◆ Exercise prompt
Skip any picture you find and retype all the remaining lines exactly.
## start Supplied data
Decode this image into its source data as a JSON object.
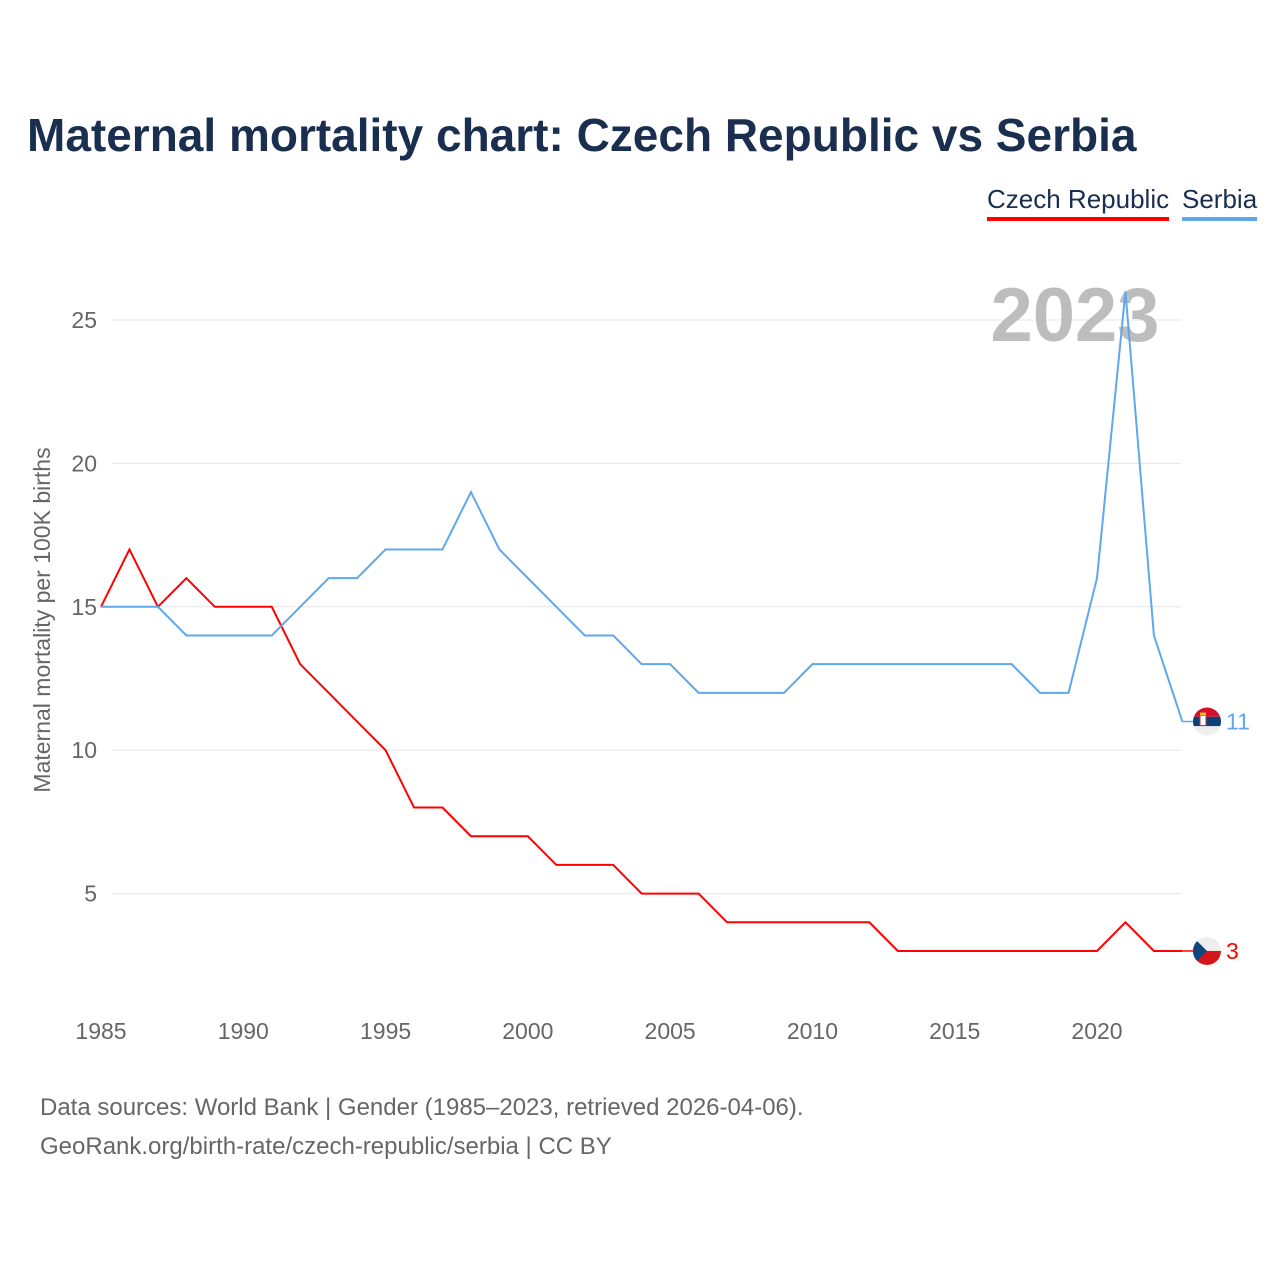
{
  "chart_data": {
    "type": "line",
    "title": "Maternal mortality chart: Czech Republic vs Serbia",
    "ylabel": "Maternal mortality per 100K births",
    "xlabel": "",
    "year_watermark": "2023",
    "x": [
      1985,
      1986,
      1987,
      1988,
      1989,
      1990,
      1991,
      1992,
      1993,
      1994,
      1995,
      1996,
      1997,
      1998,
      1999,
      2000,
      2001,
      2002,
      2003,
      2004,
      2005,
      2006,
      2007,
      2008,
      2009,
      2010,
      2011,
      2012,
      2013,
      2014,
      2015,
      2016,
      2017,
      2018,
      2019,
      2020,
      2021,
      2022,
      2023
    ],
    "xlim": [
      1985,
      2023
    ],
    "ylim": [
      0,
      27
    ],
    "xticks": [
      "1985",
      "1990",
      "1995",
      "2000",
      "2005",
      "2010",
      "2015",
      "2020"
    ],
    "yticks": [
      "5",
      "10",
      "15",
      "20",
      "25"
    ],
    "grid": true,
    "legend_position": "top-right",
    "series": [
      {
        "name": "Czech Republic",
        "color": "#ff0000",
        "end_label": "3",
        "flag": "czech-flag",
        "values": [
          15,
          17,
          15,
          16,
          15,
          15,
          15,
          13,
          12,
          11,
          10,
          8,
          8,
          7,
          7,
          7,
          6,
          6,
          6,
          5,
          5,
          5,
          4,
          4,
          4,
          4,
          4,
          4,
          3,
          3,
          3,
          3,
          3,
          3,
          3,
          3,
          4,
          3,
          3
        ]
      },
      {
        "name": "Serbia",
        "color": "#5fa8ec",
        "end_label": "11",
        "flag": "serbia-flag",
        "values": [
          15,
          15,
          15,
          14,
          14,
          14,
          14,
          15,
          16,
          16,
          17,
          17,
          17,
          19,
          17,
          16,
          15,
          14,
          14,
          13,
          13,
          12,
          12,
          12,
          12,
          13,
          13,
          13,
          13,
          13,
          13,
          13,
          13,
          12,
          12,
          16,
          26,
          14,
          11
        ]
      }
    ]
  },
  "source": {
    "line1": "Data sources: World Bank | Gender (1985–2023, retrieved 2026-04-06).",
    "line2": "GeoRank.org/birth-rate/czech-republic/serbia | CC BY"
  }
}
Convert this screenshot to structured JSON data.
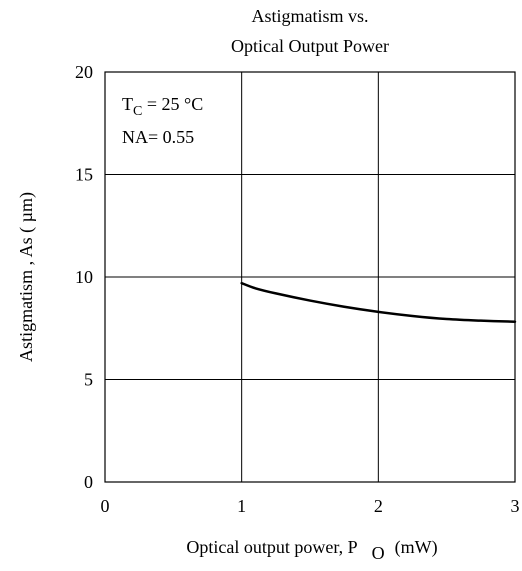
{
  "chart_data": {
    "type": "line",
    "title_lines": [
      "Astigmatism vs.",
      "Optical Output Power"
    ],
    "xlabel": {
      "text": "Optical output power,  P",
      "subscript": "O",
      "unit": "(mW)"
    },
    "ylabel": "Astigmatism  , As ( µm)",
    "xlim": [
      0,
      3
    ],
    "ylim": [
      0,
      20
    ],
    "x_ticks": [
      0,
      1,
      2,
      3
    ],
    "y_ticks": [
      0,
      5,
      10,
      15,
      20
    ],
    "grid": true,
    "annotations": {
      "temp": {
        "prefix": "T",
        "subscript": "C",
        "value": " = 25 °C"
      },
      "na": "NA= 0.55"
    },
    "series": [
      {
        "x": [
          1.0,
          1.1,
          1.25,
          1.5,
          1.75,
          2.0,
          2.25,
          2.5,
          2.75,
          3.0
        ],
        "y": [
          9.7,
          9.45,
          9.2,
          8.85,
          8.55,
          8.3,
          8.1,
          7.95,
          7.87,
          7.82
        ],
        "color": "#000000"
      }
    ]
  }
}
## end Supplied data
◆ Exercise output
Decode this image into its source data as a JSON object.
{
  "chart_data": {
    "type": "line",
    "title": "Maternal mortality chart: Czech Republic vs Serbia",
    "ylabel": "Maternal mortality per 100K births",
    "xlabel": "",
    "year_watermark": "2023",
    "x": [
      1985,
      1986,
      1987,
      1988,
      1989,
      1990,
      1991,
      1992,
      1993,
      1994,
      1995,
      1996,
      1997,
      1998,
      1999,
      2000,
      2001,
      2002,
      2003,
      2004,
      2005,
      2006,
      2007,
      2008,
      2009,
      2010,
      2011,
      2012,
      2013,
      2014,
      2015,
      2016,
      2017,
      2018,
      2019,
      2020,
      2021,
      2022,
      2023
    ],
    "xlim": [
      1985,
      2023
    ],
    "ylim": [
      0,
      27
    ],
    "xticks": [
      "1985",
      "1990",
      "1995",
      "2000",
      "2005",
      "2010",
      "2015",
      "2020"
    ],
    "yticks": [
      "5",
      "10",
      "15",
      "20",
      "25"
    ],
    "grid": true,
    "legend_position": "top-right",
    "series": [
      {
        "name": "Czech Republic",
        "color": "#ff0000",
        "end_label": "3",
        "flag": "czech-flag",
        "values": [
          15,
          17,
          15,
          16,
          15,
          15,
          15,
          13,
          12,
          11,
          10,
          8,
          8,
          7,
          7,
          7,
          6,
          6,
          6,
          5,
          5,
          5,
          4,
          4,
          4,
          4,
          4,
          4,
          3,
          3,
          3,
          3,
          3,
          3,
          3,
          3,
          4,
          3,
          3
        ]
      },
      {
        "name": "Serbia",
        "color": "#5fa8ec",
        "end_label": "11",
        "flag": "serbia-flag",
        "values": [
          15,
          15,
          15,
          14,
          14,
          14,
          14,
          15,
          16,
          16,
          17,
          17,
          17,
          19,
          17,
          16,
          15,
          14,
          14,
          13,
          13,
          12,
          12,
          12,
          12,
          13,
          13,
          13,
          13,
          13,
          13,
          13,
          13,
          12,
          12,
          16,
          26,
          14,
          11
        ]
      }
    ]
  },
  "source": {
    "line1": "Data sources: World Bank | Gender (1985–2023, retrieved 2026-04-06).",
    "line2": "GeoRank.org/birth-rate/czech-republic/serbia | CC BY"
  }
}
Convert this screenshot to structured JSON data.
{
  "chart_data": {
    "type": "line",
    "title_lines": [
      "Astigmatism vs.",
      "Optical Output Power"
    ],
    "xlabel": {
      "text": "Optical output power,  P",
      "subscript": "O",
      "unit": "(mW)"
    },
    "ylabel": "Astigmatism  , As ( µm)",
    "xlim": [
      0,
      3
    ],
    "ylim": [
      0,
      20
    ],
    "x_ticks": [
      0,
      1,
      2,
      3
    ],
    "y_ticks": [
      0,
      5,
      10,
      15,
      20
    ],
    "grid": true,
    "annotations": {
      "temp": {
        "prefix": "T",
        "subscript": "C",
        "value": " = 25 °C"
      },
      "na": "NA= 0.55"
    },
    "series": [
      {
        "x": [
          1.0,
          1.1,
          1.25,
          1.5,
          1.75,
          2.0,
          2.25,
          2.5,
          2.75,
          3.0
        ],
        "y": [
          9.7,
          9.45,
          9.2,
          8.85,
          8.55,
          8.3,
          8.1,
          7.95,
          7.87,
          7.82
        ],
        "color": "#000000"
      }
    ]
  }
}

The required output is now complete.